* **Data extract**
▽

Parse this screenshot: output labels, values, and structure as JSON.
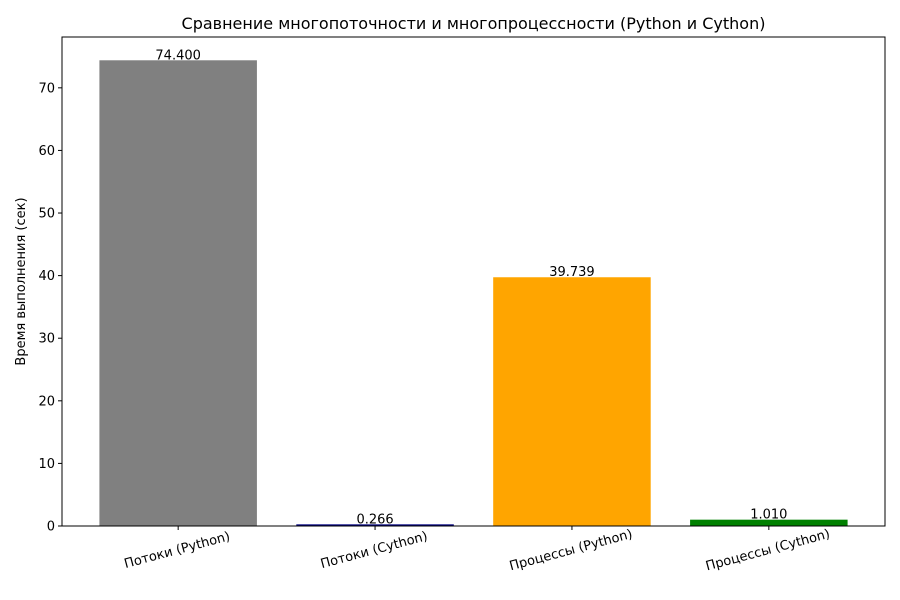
{
  "chart_data": {
    "type": "bar",
    "title": "Сравнение многопоточности и многопроцессности (Python и Cython)",
    "xlabel": "",
    "ylabel": "Время выполнения (сек)",
    "categories": [
      "Потоки (Python)",
      "Потоки (Cython)",
      "Процессы (Python)",
      "Процессы (Cython)"
    ],
    "values": [
      74.4,
      0.266,
      39.739,
      1.01
    ],
    "value_labels": [
      "74.400",
      "0.266",
      "39.739",
      "1.010"
    ],
    "colors": [
      "#808080",
      "#000080",
      "#ffa500",
      "#008000"
    ],
    "ylim": [
      0,
      78.12
    ],
    "yticks": [
      0,
      10,
      20,
      30,
      40,
      50,
      60,
      70
    ],
    "grid": false,
    "legend": "none"
  }
}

△

* **Prompt**
Look through the entries above; copy every line holding the string "Cython".

* **Solution for this exercise**
    "title": "Сравнение многопоточности и многопроцессности (Python и Cython)",
      "Потоки (Cython)",
      "Процессы (Cython)"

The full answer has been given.